* **The task**:
Repeat every entry below word for word, without changing or leaving out anything.

* **Entries supplied**:
----------------
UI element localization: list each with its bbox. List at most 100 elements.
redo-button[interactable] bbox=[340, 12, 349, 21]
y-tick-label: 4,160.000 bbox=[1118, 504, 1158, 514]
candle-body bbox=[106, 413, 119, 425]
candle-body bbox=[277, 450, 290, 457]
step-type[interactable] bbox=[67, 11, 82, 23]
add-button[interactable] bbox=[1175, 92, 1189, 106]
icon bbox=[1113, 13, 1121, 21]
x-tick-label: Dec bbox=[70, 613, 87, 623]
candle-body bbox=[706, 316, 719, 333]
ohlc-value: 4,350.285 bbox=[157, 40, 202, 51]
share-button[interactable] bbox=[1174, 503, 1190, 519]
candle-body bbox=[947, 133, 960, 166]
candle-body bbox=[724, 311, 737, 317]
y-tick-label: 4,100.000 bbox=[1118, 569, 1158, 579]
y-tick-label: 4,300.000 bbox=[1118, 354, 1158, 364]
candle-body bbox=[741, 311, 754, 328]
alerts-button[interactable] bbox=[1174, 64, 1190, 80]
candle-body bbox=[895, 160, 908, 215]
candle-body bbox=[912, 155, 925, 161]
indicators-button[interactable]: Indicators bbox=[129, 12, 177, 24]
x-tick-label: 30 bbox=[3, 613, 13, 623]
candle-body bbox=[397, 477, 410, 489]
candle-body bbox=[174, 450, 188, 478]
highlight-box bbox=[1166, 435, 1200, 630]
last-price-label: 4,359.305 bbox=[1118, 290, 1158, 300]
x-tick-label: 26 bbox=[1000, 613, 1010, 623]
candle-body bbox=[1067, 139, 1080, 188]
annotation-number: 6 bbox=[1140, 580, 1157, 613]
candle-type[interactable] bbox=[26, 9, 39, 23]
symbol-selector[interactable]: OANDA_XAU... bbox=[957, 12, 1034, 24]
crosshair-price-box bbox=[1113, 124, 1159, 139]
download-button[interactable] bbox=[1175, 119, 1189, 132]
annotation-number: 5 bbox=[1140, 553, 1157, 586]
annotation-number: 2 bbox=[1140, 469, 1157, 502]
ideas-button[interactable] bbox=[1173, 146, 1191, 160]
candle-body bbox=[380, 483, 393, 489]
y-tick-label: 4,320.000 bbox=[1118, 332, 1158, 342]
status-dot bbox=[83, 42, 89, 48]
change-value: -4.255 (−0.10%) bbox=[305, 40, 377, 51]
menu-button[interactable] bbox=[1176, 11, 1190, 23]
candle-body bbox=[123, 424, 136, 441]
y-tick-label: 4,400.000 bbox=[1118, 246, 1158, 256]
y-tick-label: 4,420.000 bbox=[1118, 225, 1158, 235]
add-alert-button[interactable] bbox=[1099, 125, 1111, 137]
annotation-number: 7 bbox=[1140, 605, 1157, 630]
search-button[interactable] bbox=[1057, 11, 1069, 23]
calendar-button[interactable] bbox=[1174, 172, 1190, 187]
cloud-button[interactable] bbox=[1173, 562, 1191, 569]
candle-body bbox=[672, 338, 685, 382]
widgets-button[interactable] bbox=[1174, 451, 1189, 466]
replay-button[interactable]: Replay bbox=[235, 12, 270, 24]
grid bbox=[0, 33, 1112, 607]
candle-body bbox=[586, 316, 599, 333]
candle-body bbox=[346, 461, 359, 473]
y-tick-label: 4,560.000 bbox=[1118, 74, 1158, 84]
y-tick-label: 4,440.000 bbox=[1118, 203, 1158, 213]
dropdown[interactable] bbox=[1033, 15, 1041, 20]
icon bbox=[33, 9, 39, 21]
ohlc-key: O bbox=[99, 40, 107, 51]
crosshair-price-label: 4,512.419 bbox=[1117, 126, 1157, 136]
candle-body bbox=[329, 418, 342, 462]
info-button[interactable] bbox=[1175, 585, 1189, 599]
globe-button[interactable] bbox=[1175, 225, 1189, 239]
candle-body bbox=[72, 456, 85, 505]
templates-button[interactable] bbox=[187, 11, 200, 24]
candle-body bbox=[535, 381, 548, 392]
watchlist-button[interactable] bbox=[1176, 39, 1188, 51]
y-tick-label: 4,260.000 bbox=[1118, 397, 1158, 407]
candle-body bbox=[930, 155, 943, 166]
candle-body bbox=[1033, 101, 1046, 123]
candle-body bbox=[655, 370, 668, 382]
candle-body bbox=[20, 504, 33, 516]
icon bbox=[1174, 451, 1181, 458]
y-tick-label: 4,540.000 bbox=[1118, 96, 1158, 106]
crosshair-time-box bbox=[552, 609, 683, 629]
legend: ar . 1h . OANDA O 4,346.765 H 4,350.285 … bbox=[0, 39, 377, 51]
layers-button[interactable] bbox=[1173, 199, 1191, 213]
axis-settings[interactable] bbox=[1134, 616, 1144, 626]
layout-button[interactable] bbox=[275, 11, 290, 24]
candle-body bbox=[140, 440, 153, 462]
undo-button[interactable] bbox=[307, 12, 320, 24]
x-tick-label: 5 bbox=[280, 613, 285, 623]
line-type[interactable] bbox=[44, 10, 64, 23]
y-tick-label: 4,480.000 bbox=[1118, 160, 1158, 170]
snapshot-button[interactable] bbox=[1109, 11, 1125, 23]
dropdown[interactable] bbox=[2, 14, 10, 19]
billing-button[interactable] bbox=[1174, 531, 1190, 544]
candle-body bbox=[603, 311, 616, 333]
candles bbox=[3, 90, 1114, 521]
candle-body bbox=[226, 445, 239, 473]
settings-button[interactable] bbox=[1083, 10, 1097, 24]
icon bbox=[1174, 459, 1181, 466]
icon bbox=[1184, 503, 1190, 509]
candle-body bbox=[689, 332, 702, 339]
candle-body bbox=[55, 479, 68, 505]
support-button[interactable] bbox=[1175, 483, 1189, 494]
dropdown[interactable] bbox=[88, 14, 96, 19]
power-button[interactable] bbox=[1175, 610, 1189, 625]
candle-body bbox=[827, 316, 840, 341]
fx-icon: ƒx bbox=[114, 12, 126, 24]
----------------
* **Solved problem**:
UI element localization: list each with its bbox. List at most 100 elements.
redo-button[interactable] bbox=[340, 12, 349, 21]
y-tick-label: 4,160.000 bbox=[1118, 504, 1158, 514]
candle-body bbox=[106, 413, 119, 425]
candle-body bbox=[277, 450, 290, 457]
step-type[interactable] bbox=[67, 11, 82, 23]
add-button[interactable] bbox=[1175, 92, 1189, 106]
icon bbox=[1113, 13, 1121, 21]
x-tick-label: Dec bbox=[70, 613, 87, 623]
candle-body bbox=[706, 316, 719, 333]
ohlc-value: 4,350.285 bbox=[157, 40, 202, 51]
share-button[interactable] bbox=[1174, 503, 1190, 519]
candle-body bbox=[947, 133, 960, 166]
candle-body bbox=[724, 311, 737, 317]
y-tick-label: 4,100.000 bbox=[1118, 569, 1158, 579]
y-tick-label: 4,300.000 bbox=[1118, 354, 1158, 364]
candle-body bbox=[741, 311, 754, 328]
alerts-button[interactable] bbox=[1174, 64, 1190, 80]
candle-body bbox=[895, 160, 908, 215]
candle-body bbox=[912, 155, 925, 161]
indicators-button[interactable]: Indicators bbox=[129, 12, 177, 24]
x-tick-label: 30 bbox=[3, 613, 13, 623]
candle-body bbox=[397, 477, 410, 489]
candle-body bbox=[174, 450, 188, 478]
highlight-box bbox=[1166, 435, 1200, 630]
last-price-label: 4,359.305 bbox=[1118, 290, 1158, 300]
x-tick-label: 26 bbox=[1000, 613, 1010, 623]
candle-body bbox=[1067, 139, 1080, 188]
annotation-number: 6 bbox=[1140, 580, 1157, 613]
candle-type[interactable] bbox=[26, 9, 39, 23]
symbol-selector[interactable]: OANDA_XAU... bbox=[957, 12, 1034, 24]
crosshair-price-box bbox=[1113, 124, 1159, 139]
download-button[interactable] bbox=[1175, 119, 1189, 132]
annotation-number: 5 bbox=[1140, 553, 1157, 586]
annotation-number: 2 bbox=[1140, 469, 1157, 502]
ideas-button[interactable] bbox=[1173, 146, 1191, 160]
candle-body bbox=[380, 483, 393, 489]
y-tick-label: 4,320.000 bbox=[1118, 332, 1158, 342]
status-dot bbox=[83, 42, 89, 48]
change-value: -4.255 (−0.10%) bbox=[305, 40, 377, 51]
menu-button[interactable] bbox=[1176, 11, 1190, 23]
candle-body bbox=[123, 424, 136, 441]
y-tick-label: 4,400.000 bbox=[1118, 246, 1158, 256]
y-tick-label: 4,420.000 bbox=[1118, 225, 1158, 235]
add-alert-button[interactable] bbox=[1099, 125, 1111, 137]
annotation-number: 7 bbox=[1140, 605, 1157, 630]
search-button[interactable] bbox=[1057, 11, 1069, 23]
calendar-button[interactable] bbox=[1174, 172, 1190, 187]
cloud-button[interactable] bbox=[1173, 562, 1191, 569]
candle-body bbox=[672, 338, 685, 382]
widgets-button[interactable] bbox=[1174, 451, 1189, 466]
replay-button[interactable]: Replay bbox=[235, 12, 270, 24]
grid bbox=[0, 33, 1112, 607]
candle-body bbox=[586, 316, 599, 333]
candle-body bbox=[346, 461, 359, 473]
y-tick-label: 4,560.000 bbox=[1118, 74, 1158, 84]
y-tick-label: 4,440.000 bbox=[1118, 203, 1158, 213]
dropdown[interactable] bbox=[1033, 15, 1041, 20]
icon bbox=[33, 9, 39, 21]
ohlc-key: O bbox=[99, 40, 107, 51]
crosshair-price-label: 4,512.419 bbox=[1117, 126, 1157, 136]
candle-body bbox=[329, 418, 342, 462]
info-button[interactable] bbox=[1175, 585, 1189, 599]
globe-button[interactable] bbox=[1175, 225, 1189, 239]
candle-body bbox=[72, 456, 85, 505]
templates-button[interactable] bbox=[187, 11, 200, 24]
candle-body bbox=[535, 381, 548, 392]
watchlist-button[interactable] bbox=[1176, 39, 1188, 51]
y-tick-label: 4,260.000 bbox=[1118, 397, 1158, 407]
candle-body bbox=[930, 155, 943, 166]
candle-body bbox=[1033, 101, 1046, 123]
candle-body bbox=[655, 370, 668, 382]
candle-body bbox=[20, 504, 33, 516]
icon bbox=[1174, 451, 1181, 458]
y-tick-label: 4,540.000 bbox=[1118, 96, 1158, 106]
crosshair-time-box bbox=[552, 609, 683, 629]
legend: ar . 1h . OANDA O 4,346.765 H 4,350.285 … bbox=[0, 39, 377, 51]
layers-button[interactable] bbox=[1173, 199, 1191, 213]
axis-settings[interactable] bbox=[1134, 616, 1144, 626]
layout-button[interactable] bbox=[275, 11, 290, 24]
candle-body bbox=[140, 440, 153, 462]
undo-button[interactable] bbox=[307, 12, 320, 24]
x-tick-label: 5 bbox=[280, 613, 285, 623]
line-type[interactable] bbox=[44, 10, 64, 23]
y-tick-label: 4,480.000 bbox=[1118, 160, 1158, 170]
snapshot-button[interactable] bbox=[1109, 11, 1125, 23]
dropdown[interactable] bbox=[2, 14, 10, 19]
billing-button[interactable] bbox=[1174, 531, 1190, 544]
candle-body bbox=[603, 311, 616, 333]
candles bbox=[3, 90, 1114, 521]
candle-body bbox=[226, 445, 239, 473]
settings-button[interactable] bbox=[1083, 10, 1097, 24]
icon bbox=[1174, 459, 1181, 466]
icon bbox=[1184, 503, 1190, 509]
candle-body bbox=[689, 332, 702, 339]
candle-body bbox=[55, 479, 68, 505]
support-button[interactable] bbox=[1175, 483, 1189, 494]
dropdown[interactable] bbox=[88, 14, 96, 19]
power-button[interactable] bbox=[1175, 610, 1189, 625]
candle-body bbox=[827, 316, 840, 341]
fx-icon: ƒx bbox=[114, 12, 126, 24]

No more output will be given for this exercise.